_Work required_:
Report how many lines contain the word "Policy"; answer with the number only.

_Input material_:
-- BEGIN --

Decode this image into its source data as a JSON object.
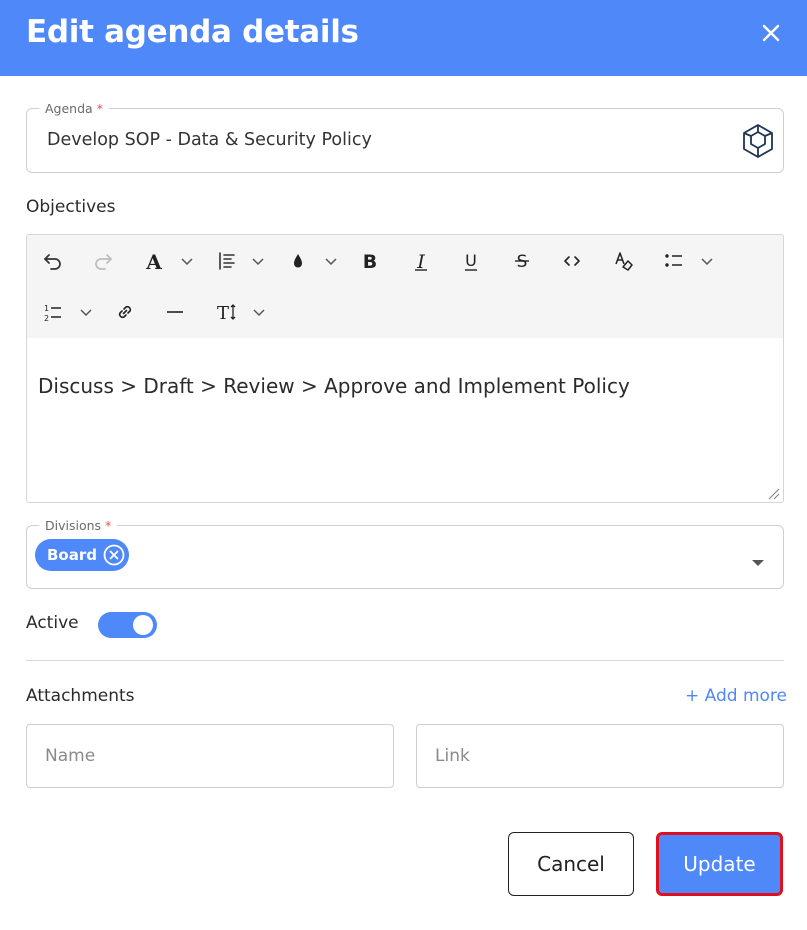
{
  "dialog": {
    "title": "Edit agenda details"
  },
  "agenda": {
    "label": "Agenda",
    "required": "*",
    "value": "Develop SOP - Data & Security Policy"
  },
  "objectives": {
    "label": "Objectives",
    "content": "Discuss > Draft > Review > Approve and Implement Policy"
  },
  "toolbar": {
    "icons": [
      "undo-icon",
      "redo-icon",
      "font-color-icon",
      "line-height-icon",
      "highlight-icon",
      "bold-icon",
      "italic-icon",
      "underline-icon",
      "strikethrough-icon",
      "code-icon",
      "clear-format-icon",
      "bulleted-list-icon",
      "numbered-list-icon",
      "link-icon",
      "horizontal-rule-icon",
      "font-size-icon"
    ],
    "font_glyph": "A",
    "bold_glyph": "B",
    "italic_glyph": "I",
    "underline_glyph": "U",
    "strike_glyph": "S",
    "size_glyph": "T"
  },
  "divisions": {
    "label": "Divisions",
    "required": "*",
    "chips": [
      "Board"
    ]
  },
  "active": {
    "label": "Active",
    "on": true
  },
  "attachments": {
    "label": "Attachments",
    "add_more": "+ Add more",
    "name_placeholder": "Name",
    "link_placeholder": "Link"
  },
  "buttons": {
    "cancel": "Cancel",
    "update": "Update"
  },
  "colors": {
    "accent": "#4f88f8",
    "focus_border": "#e0101e"
  }
}
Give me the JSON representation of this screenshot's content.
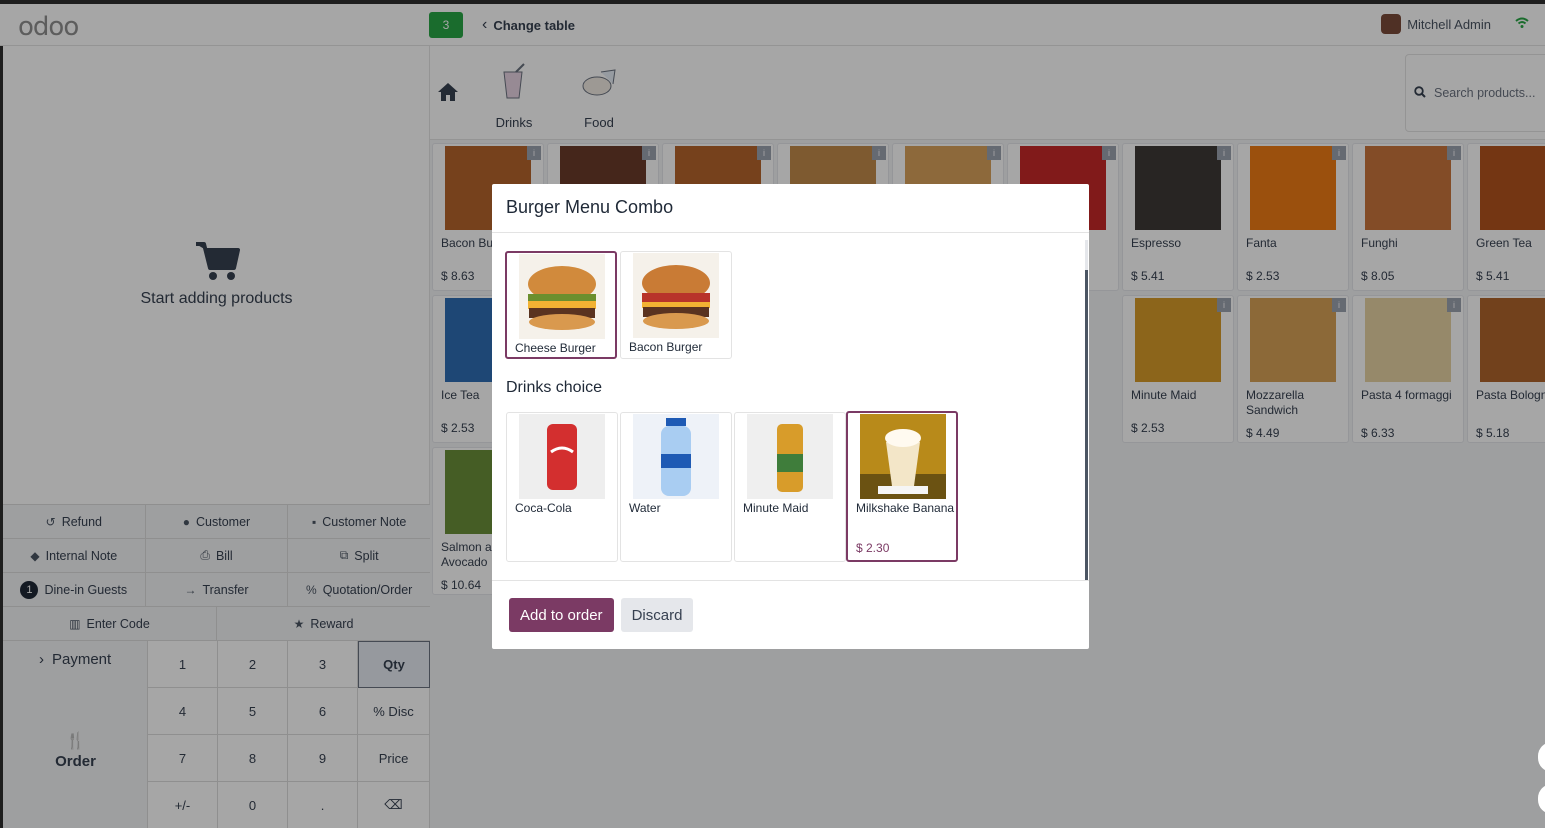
{
  "topbar": {
    "logo": "odoo",
    "table_number": "3",
    "change_table": "Change table",
    "user_name": "Mitchell Admin"
  },
  "order": {
    "empty_text": "Start adding products"
  },
  "controls": {
    "row1": [
      "Refund",
      "Customer",
      "Customer Note"
    ],
    "row2": [
      "Internal Note",
      "Bill",
      "Split"
    ],
    "row3": {
      "guests_count": "1",
      "guests": "Dine-in Guests",
      "transfer": "Transfer",
      "quotation": "Quotation/Order"
    },
    "row4": [
      "Enter Code",
      "Reward"
    ]
  },
  "numpad": {
    "payment": "Payment",
    "order": "Order",
    "keys": [
      "1",
      "2",
      "3",
      "Qty",
      "4",
      "5",
      "6",
      "% Disc",
      "7",
      "8",
      "9",
      "Price",
      "+/-",
      "0",
      ".",
      "⌫"
    ]
  },
  "categories": [
    {
      "label": "Drinks",
      "icon": "drinks-icon"
    },
    {
      "label": "Food",
      "icon": "food-icon"
    }
  ],
  "search": {
    "placeholder": "Search products..."
  },
  "products": [
    {
      "name": "Bacon Burger",
      "price": "$ 8.63",
      "color": "#b5652b"
    },
    {
      "name": "",
      "price": "",
      "color": "#6b3b2a"
    },
    {
      "name": "",
      "price": "",
      "color": "#b5652b"
    },
    {
      "name": "",
      "price": "",
      "color": "#c28a4a"
    },
    {
      "name": "",
      "price": "",
      "color": "#d9a25b"
    },
    {
      "name": "",
      "price": "",
      "color": "#c62828"
    },
    {
      "name": "Espresso",
      "price": "$ 5.41",
      "color": "#3e3a36"
    },
    {
      "name": "Fanta",
      "price": "$ 2.53",
      "color": "#ef7c14"
    },
    {
      "name": "Funghi",
      "price": "$ 8.05",
      "color": "#c9763c"
    },
    {
      "name": "Green Tea",
      "price": "$ 5.41",
      "color": "#b3541e"
    },
    {
      "name": "Ice Tea",
      "price": "$ 2.53",
      "color": "#2e6db4"
    },
    {
      "name": "Minute Maid",
      "price": "$ 2.53",
      "color": "#d89c2a"
    },
    {
      "name": "Mozzarella Sandwich",
      "price": "$ 4.49",
      "color": "#d7a256"
    },
    {
      "name": "Pasta 4 formaggi",
      "price": "$ 6.33",
      "color": "#e6d3a3"
    },
    {
      "name": "Pasta Bolognese",
      "price": "$ 5.18",
      "color": "#b0642b"
    },
    {
      "name": "Salmon and Avocado",
      "price": "$ 10.64",
      "color": "#6a8f3a"
    }
  ],
  "modal": {
    "title": "Burger Menu Combo",
    "burgers": [
      {
        "name": "Cheese Burger",
        "selected": true,
        "color": "#c47a32"
      },
      {
        "name": "Bacon Burger",
        "selected": false,
        "color": "#b5502b"
      }
    ],
    "drinks_title": "Drinks choice",
    "drinks": [
      {
        "name": "Coca-Cola",
        "price": "",
        "selected": false,
        "color": "#d32f2f"
      },
      {
        "name": "Water",
        "price": "",
        "selected": false,
        "color": "#8ab6e6"
      },
      {
        "name": "Minute Maid",
        "price": "",
        "selected": false,
        "color": "#d89c2a"
      },
      {
        "name": "Milkshake Banana",
        "price": "$ 2.30",
        "selected": true,
        "color": "#c9a227"
      }
    ],
    "add_button": "Add to order",
    "discard_button": "Discard"
  },
  "colors": {
    "primary": "#7b3a64",
    "table_badge": "#28a745"
  }
}
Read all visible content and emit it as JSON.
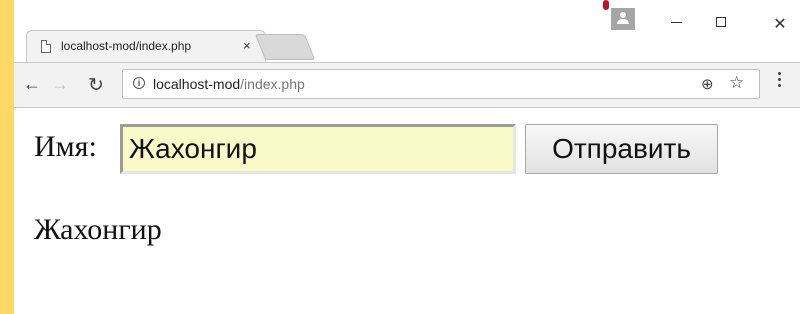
{
  "browser": {
    "tab_title": "localhost-mod/index.php",
    "tab_close": "×",
    "url_host": "localhost-mod",
    "url_path": "/index.php",
    "icons": {
      "back": "back-arrow-icon",
      "forward": "forward-arrow-icon",
      "reload": "reload-icon",
      "info": "info-icon",
      "zoom": "zoom-icon",
      "bookmark": "star-icon",
      "menu": "menu-icon",
      "profile": "profile-icon"
    }
  },
  "form": {
    "label": "Имя:",
    "input_value": "Жахонгир",
    "submit_label": "Отправить"
  },
  "output": {
    "text": "Жахонгир"
  },
  "colors": {
    "desktop": "#ffd966",
    "input_autofill": "#fafac8",
    "profile_badge": "#c0102a"
  }
}
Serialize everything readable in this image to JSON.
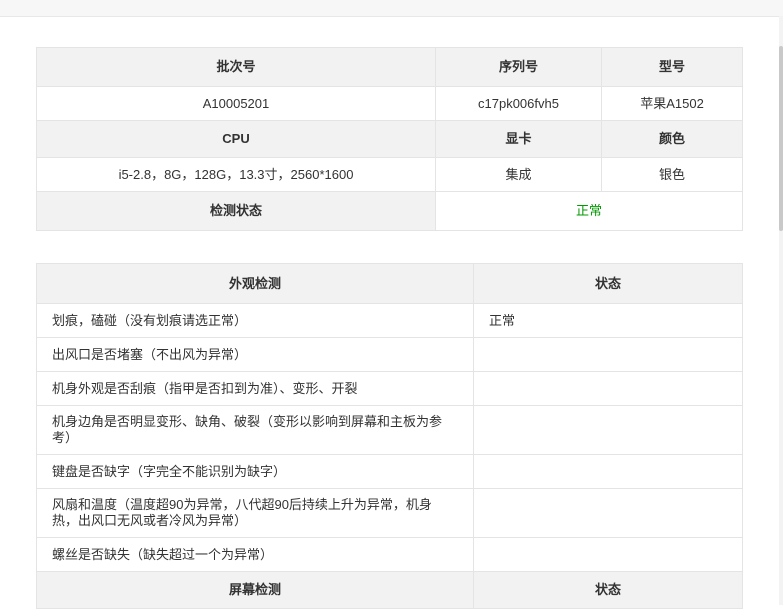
{
  "info_table": {
    "headers": [
      "批次号",
      "序列号",
      "型号"
    ],
    "row1": [
      "A10005201",
      "c17pk006fvh5",
      "苹果A1502"
    ],
    "headers2": [
      "CPU",
      "显卡",
      "颜色"
    ],
    "row2": [
      "i5-2.8，8G，128G，13.3寸，2560*1600",
      "集成",
      "银色"
    ],
    "status_label": "检测状态",
    "status_value": "正常"
  },
  "appearance_table": {
    "header_item": "外观检测",
    "header_status": "状态",
    "rows": [
      {
        "item": "划痕，磕碰（没有划痕请选正常）",
        "status": "正常"
      },
      {
        "item": "出风口是否堵塞（不出风为异常）",
        "status": ""
      },
      {
        "item": "机身外观是否刮痕（指甲是否扣到为准）、变形、开裂",
        "status": ""
      },
      {
        "item": "机身边角是否明显变形、缺角、破裂（变形以影响到屏幕和主板为参考）",
        "status": ""
      },
      {
        "item": "键盘是否缺字（字完全不能识别为缺字）",
        "status": ""
      },
      {
        "item": "风扇和温度（温度超90为异常，八代超90后持续上升为异常，机身热，出风口无风或者冷风为异常）",
        "status": ""
      },
      {
        "item": "螺丝是否缺失（缺失超过一个为异常）",
        "status": ""
      }
    ],
    "screen_header_item": "屏幕检测",
    "screen_header_status": "状态"
  },
  "colors": {
    "header_bg": "#f2f2f2",
    "border": "#e4e4e4",
    "ok_green": "#009900"
  }
}
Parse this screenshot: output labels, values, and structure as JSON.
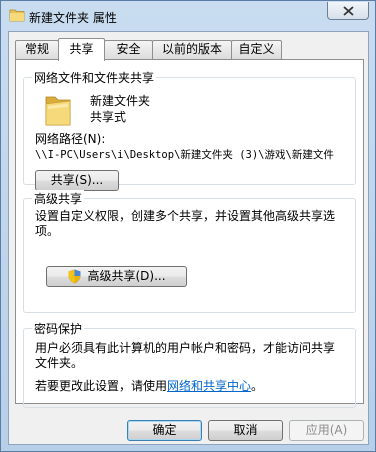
{
  "window": {
    "title": "新建文件夹 属性"
  },
  "tabs": [
    "常规",
    "共享",
    "安全",
    "以前的版本",
    "自定义"
  ],
  "network_sharing": {
    "section_title": "网络文件和文件夹共享",
    "folder_name": "新建文件夹",
    "share_state": "共享式",
    "path_label": "网络路径(N):",
    "path_value": "\\\\I-PC\\Users\\i\\Desktop\\新建文件夹 (3)\\游戏\\新建文件",
    "share_button": "共享(S)..."
  },
  "advanced_sharing": {
    "section_title": "高级共享",
    "description": "设置自定义权限，创建多个共享，并设置其他高级共享选项。",
    "button": "高级共享(D)..."
  },
  "password_protection": {
    "section_title": "密码保护",
    "description": "用户必须具有此计算机的用户帐户和密码，才能访问共享文件夹。",
    "change_prefix": "若要更改此设置，请使用",
    "link_text": "网络和共享中心",
    "change_suffix": "。"
  },
  "footer": {
    "ok": "确定",
    "cancel": "取消",
    "apply": "应用(A)"
  }
}
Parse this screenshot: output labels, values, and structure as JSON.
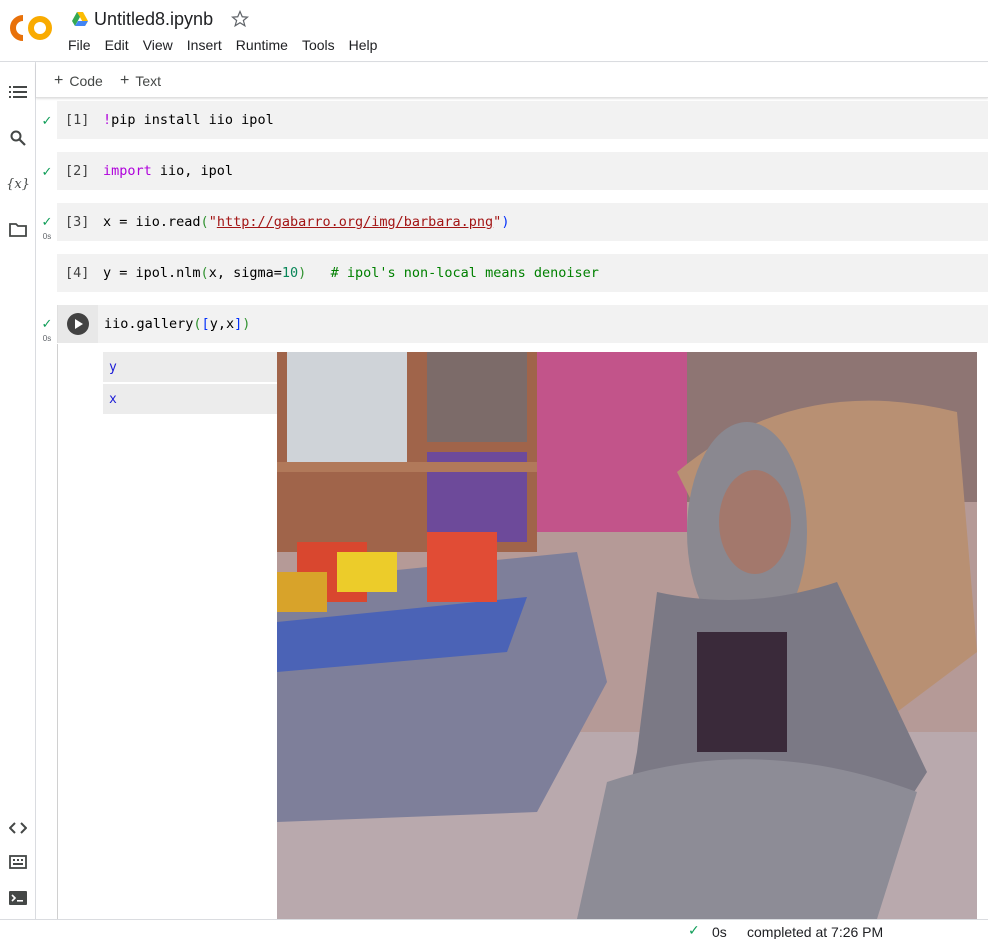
{
  "header": {
    "title": "Untitled8.ipynb",
    "menu": [
      "File",
      "Edit",
      "View",
      "Insert",
      "Runtime",
      "Tools",
      "Help"
    ]
  },
  "rail": {
    "icons": [
      "table-of-contents-icon",
      "search-icon",
      "variables-icon",
      "files-icon",
      "code-snippets-icon",
      "command-palette-icon",
      "terminal-icon"
    ],
    "variables_label": "{x}"
  },
  "toolbar": {
    "add_code_label": "Code",
    "add_text_label": "Text"
  },
  "cells": [
    {
      "prompt": "[1]",
      "executed": true,
      "time": ""
    },
    {
      "prompt": "[2]",
      "executed": true,
      "time": ""
    },
    {
      "prompt": "[3]",
      "executed": true,
      "time": "0s"
    },
    {
      "prompt": "[4]",
      "executed": false,
      "time": ""
    },
    {
      "prompt": "",
      "executed": true,
      "time": "0s"
    }
  ],
  "code": {
    "c1_bang": "!",
    "c1_rest": "pip install iio ipol",
    "c2_kw": "import",
    "c2_rest": " iio, ipol",
    "c3_a": "x = iio.read",
    "c3_p1": "(",
    "c3_q1": "\"",
    "c3_url": "http://gabarro.org/img/barbara.png",
    "c3_q2": "\"",
    "c3_p2": ")",
    "c4_a": "y = ipol.nlm",
    "c4_p1": "(",
    "c4_b": "x, sigma=",
    "c4_num": "10",
    "c4_p2": ")",
    "c4_sp": "   ",
    "c4_cmt": "# ipol's non-local means denoiser",
    "c5_a": "iio.gallery",
    "c5_p1": "(",
    "c5_b1": "[",
    "c5_b": "y,x",
    "c5_b2": "]",
    "c5_p2": ")"
  },
  "output": {
    "gallery_tabs": [
      "y",
      "x"
    ]
  },
  "status": {
    "time": "0s",
    "completed": "completed at 7:26 PM"
  },
  "colors": {
    "logo_orange": "#f9ab00",
    "logo_dark_orange": "#e8710a",
    "check_green": "#0f9d58",
    "keyword_purple": "#af00db",
    "string_red": "#a31515",
    "number_green": "#098658",
    "comment_green": "#008000"
  }
}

-- END --

_Response to the exercise_:
2